= WHAT YOU SHOULD DO =
Transcribe every record that appears below, exactly and in full.

++++ EXCERPTED RECORDS

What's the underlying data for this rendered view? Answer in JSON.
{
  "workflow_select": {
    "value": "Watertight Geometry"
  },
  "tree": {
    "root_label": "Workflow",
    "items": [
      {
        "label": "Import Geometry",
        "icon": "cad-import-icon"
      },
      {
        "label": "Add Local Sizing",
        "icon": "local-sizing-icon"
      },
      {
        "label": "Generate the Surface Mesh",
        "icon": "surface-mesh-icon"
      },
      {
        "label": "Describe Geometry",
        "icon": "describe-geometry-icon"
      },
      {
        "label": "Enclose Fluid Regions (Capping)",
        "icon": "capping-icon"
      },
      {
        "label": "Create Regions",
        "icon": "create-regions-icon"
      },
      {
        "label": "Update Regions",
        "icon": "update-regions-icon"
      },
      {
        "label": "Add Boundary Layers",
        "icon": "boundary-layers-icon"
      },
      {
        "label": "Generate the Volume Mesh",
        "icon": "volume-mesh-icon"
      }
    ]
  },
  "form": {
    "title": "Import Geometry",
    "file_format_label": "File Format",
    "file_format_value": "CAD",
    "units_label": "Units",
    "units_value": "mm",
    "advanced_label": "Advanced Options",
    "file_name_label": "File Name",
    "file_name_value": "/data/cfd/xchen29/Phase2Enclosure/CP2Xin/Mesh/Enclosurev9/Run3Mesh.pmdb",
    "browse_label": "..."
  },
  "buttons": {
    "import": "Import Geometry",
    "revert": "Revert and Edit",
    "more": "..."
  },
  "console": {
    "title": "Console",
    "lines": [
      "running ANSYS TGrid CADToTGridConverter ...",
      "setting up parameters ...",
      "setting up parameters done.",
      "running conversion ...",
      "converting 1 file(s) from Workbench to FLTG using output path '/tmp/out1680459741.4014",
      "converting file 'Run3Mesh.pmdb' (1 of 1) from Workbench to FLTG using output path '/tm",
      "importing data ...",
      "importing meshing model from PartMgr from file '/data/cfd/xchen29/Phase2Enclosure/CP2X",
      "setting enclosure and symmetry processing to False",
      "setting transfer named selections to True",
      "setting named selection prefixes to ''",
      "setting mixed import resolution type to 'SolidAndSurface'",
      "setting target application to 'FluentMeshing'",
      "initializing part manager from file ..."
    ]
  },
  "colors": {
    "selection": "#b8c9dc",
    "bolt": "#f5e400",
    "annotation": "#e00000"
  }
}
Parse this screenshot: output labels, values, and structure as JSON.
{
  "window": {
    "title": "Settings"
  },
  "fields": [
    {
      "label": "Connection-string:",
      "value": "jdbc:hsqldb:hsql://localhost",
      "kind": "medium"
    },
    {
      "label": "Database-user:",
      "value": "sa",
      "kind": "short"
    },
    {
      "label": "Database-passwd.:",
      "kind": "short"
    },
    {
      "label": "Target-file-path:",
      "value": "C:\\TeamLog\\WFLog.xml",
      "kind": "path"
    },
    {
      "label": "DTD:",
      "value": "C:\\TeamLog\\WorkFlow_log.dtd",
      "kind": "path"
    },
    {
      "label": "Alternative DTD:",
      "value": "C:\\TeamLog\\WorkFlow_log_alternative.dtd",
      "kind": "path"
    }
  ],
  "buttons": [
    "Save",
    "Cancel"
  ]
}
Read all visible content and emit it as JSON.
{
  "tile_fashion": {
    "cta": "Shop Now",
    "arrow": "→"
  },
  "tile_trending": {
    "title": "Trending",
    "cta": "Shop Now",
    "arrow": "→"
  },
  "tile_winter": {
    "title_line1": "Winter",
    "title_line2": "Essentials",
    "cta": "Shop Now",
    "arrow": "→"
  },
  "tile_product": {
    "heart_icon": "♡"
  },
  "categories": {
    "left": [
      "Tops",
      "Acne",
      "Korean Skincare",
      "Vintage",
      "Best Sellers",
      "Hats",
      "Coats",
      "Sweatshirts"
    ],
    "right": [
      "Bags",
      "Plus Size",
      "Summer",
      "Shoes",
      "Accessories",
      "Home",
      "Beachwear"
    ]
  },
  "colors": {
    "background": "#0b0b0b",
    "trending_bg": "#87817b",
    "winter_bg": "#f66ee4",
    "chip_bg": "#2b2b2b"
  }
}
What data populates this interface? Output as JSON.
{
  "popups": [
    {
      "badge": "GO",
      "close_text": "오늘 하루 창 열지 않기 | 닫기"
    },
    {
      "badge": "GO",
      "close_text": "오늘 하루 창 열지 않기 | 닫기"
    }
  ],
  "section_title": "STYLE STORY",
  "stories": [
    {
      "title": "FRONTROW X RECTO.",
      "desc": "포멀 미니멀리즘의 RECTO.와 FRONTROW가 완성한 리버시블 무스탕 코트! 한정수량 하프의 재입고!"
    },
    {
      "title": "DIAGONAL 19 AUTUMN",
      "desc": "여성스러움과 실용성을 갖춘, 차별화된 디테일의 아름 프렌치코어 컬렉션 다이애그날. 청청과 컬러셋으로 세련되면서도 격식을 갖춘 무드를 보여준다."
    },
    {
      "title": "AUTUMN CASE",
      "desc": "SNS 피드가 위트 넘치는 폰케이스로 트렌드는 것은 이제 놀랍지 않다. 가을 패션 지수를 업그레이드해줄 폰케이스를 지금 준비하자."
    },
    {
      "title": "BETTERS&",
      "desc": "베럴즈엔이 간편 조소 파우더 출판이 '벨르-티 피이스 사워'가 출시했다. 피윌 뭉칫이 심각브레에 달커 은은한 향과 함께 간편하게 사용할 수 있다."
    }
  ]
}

++++++++

= TASK RESPONSE =
What's the underlying data for this rendered view? Answer in JSON.
{
  "workflow_select": {
    "value": "Watertight Geometry"
  },
  "tree": {
    "root_label": "Workflow",
    "items": [
      {
        "label": "Import Geometry",
        "icon": "cad-import-icon"
      },
      {
        "label": "Add Local Sizing",
        "icon": "local-sizing-icon"
      },
      {
        "label": "Generate the Surface Mesh",
        "icon": "surface-mesh-icon"
      },
      {
        "label": "Describe Geometry",
        "icon": "describe-geometry-icon"
      },
      {
        "label": "Enclose Fluid Regions (Capping)",
        "icon": "capping-icon"
      },
      {
        "label": "Create Regions",
        "icon": "create-regions-icon"
      },
      {
        "label": "Update Regions",
        "icon": "update-regions-icon"
      },
      {
        "label": "Add Boundary Layers",
        "icon": "boundary-layers-icon"
      },
      {
        "label": "Generate the Volume Mesh",
        "icon": "volume-mesh-icon"
      }
    ]
  },
  "form": {
    "title": "Import Geometry",
    "file_format_label": "File Format",
    "file_format_value": "CAD",
    "units_label": "Units",
    "units_value": "mm",
    "advanced_label": "Advanced Options",
    "file_name_label": "File Name",
    "file_name_value": "/data/cfd/xchen29/Phase2Enclosure/CP2Xin/Mesh/Enclosurev9/Run3Mesh.pmdb",
    "browse_label": "..."
  },
  "buttons": {
    "import": "Import Geometry",
    "revert": "Revert and Edit",
    "more": "..."
  },
  "console": {
    "title": "Console",
    "lines": [
      "running ANSYS TGrid CADToTGridConverter ...",
      "setting up parameters ...",
      "setting up parameters done.",
      "running conversion ...",
      "converting 1 file(s) from Workbench to FLTG using output path '/tmp/out1680459741.4014",
      "converting file 'Run3Mesh.pmdb' (1 of 1) from Workbench to FLTG using output path '/tm",
      "importing data ...",
      "importing meshing model from PartMgr from file '/data/cfd/xchen29/Phase2Enclosure/CP2X",
      "setting enclosure and symmetry processing to False",
      "setting transfer named selections to True",
      "setting named selection prefixes to ''",
      "setting mixed import resolution type to 'SolidAndSurface'",
      "setting target application to 'FluentMeshing'",
      "initializing part manager from file ..."
    ]
  },
  "colors": {
    "selection": "#b8c9dc",
    "bolt": "#f5e400",
    "annotation": "#e00000"
  }
}
Parse this screenshot: output labels, values, and structure as JSON.
{
  "window": {
    "title": "Settings"
  },
  "fields": [
    {
      "label": "Connection-string:",
      "value": "jdbc:hsqldb:hsql://localhost",
      "kind": "medium"
    },
    {
      "label": "Database-user:",
      "value": "sa",
      "kind": "short"
    },
    {
      "label": "Database-passwd.:",
      "kind": "short"
    },
    {
      "label": "Target-file-path:",
      "value": "C:\\TeamLog\\WFLog.xml",
      "kind": "path"
    },
    {
      "label": "DTD:",
      "value": "C:\\TeamLog\\WorkFlow_log.dtd",
      "kind": "path"
    },
    {
      "label": "Alternative DTD:",
      "value": "C:\\TeamLog\\WorkFlow_log_alternative.dtd",
      "kind": "path"
    }
  ],
  "buttons": [
    "Save",
    "Cancel"
  ]
}
Read all visible content and emit it as JSON.
{
  "tile_fashion": {
    "cta": "Shop Now",
    "arrow": "→"
  },
  "tile_trending": {
    "title": "Trending",
    "cta": "Shop Now",
    "arrow": "→"
  },
  "tile_winter": {
    "title_line1": "Winter",
    "title_line2": "Essentials",
    "cta": "Shop Now",
    "arrow": "→"
  },
  "tile_product": {
    "heart_icon": "♡"
  },
  "categories": {
    "left": [
      "Tops",
      "Acne",
      "Korean Skincare",
      "Vintage",
      "Best Sellers",
      "Hats",
      "Coats",
      "Sweatshirts"
    ],
    "right": [
      "Bags",
      "Plus Size",
      "Summer",
      "Shoes",
      "Accessories",
      "Home",
      "Beachwear"
    ]
  },
  "colors": {
    "background": "#0b0b0b",
    "trending_bg": "#87817b",
    "winter_bg": "#f66ee4",
    "chip_bg": "#2b2b2b"
  }
}
What data populates this interface? Output as JSON.
{
  "popups": [
    {
      "badge": "GO",
      "close_text": "오늘 하루 창 열지 않기 | 닫기"
    },
    {
      "badge": "GO",
      "close_text": "오늘 하루 창 열지 않기 | 닫기"
    }
  ],
  "section_title": "STYLE STORY",
  "stories": [
    {
      "title": "FRONTROW X RECTO.",
      "desc": "포멀 미니멀리즘의 RECTO.와 FRONTROW가 완성한 리버시블 무스탕 코트! 한정수량 하프의 재입고!"
    },
    {
      "title": "DIAGONAL 19 AUTUMN",
      "desc": "여성스러움과 실용성을 갖춘, 차별화된 디테일의 아름 프렌치코어 컬렉션 다이애그날. 청청과 컬러셋으로 세련되면서도 격식을 갖춘 무드를 보여준다."
    },
    {
      "title": "AUTUMN CASE",
      "desc": "SNS 피드가 위트 넘치는 폰케이스로 트렌드는 것은 이제 놀랍지 않다. 가을 패션 지수를 업그레이드해줄 폰케이스를 지금 준비하자."
    },
    {
      "title": "BETTERS&",
      "desc": "베럴즈엔이 간편 조소 파우더 출판이 '벨르-티 피이스 사워'가 출시했다. 피윌 뭉칫이 심각브레에 달커 은은한 향과 함께 간편하게 사용할 수 있다."
    }
  ]
}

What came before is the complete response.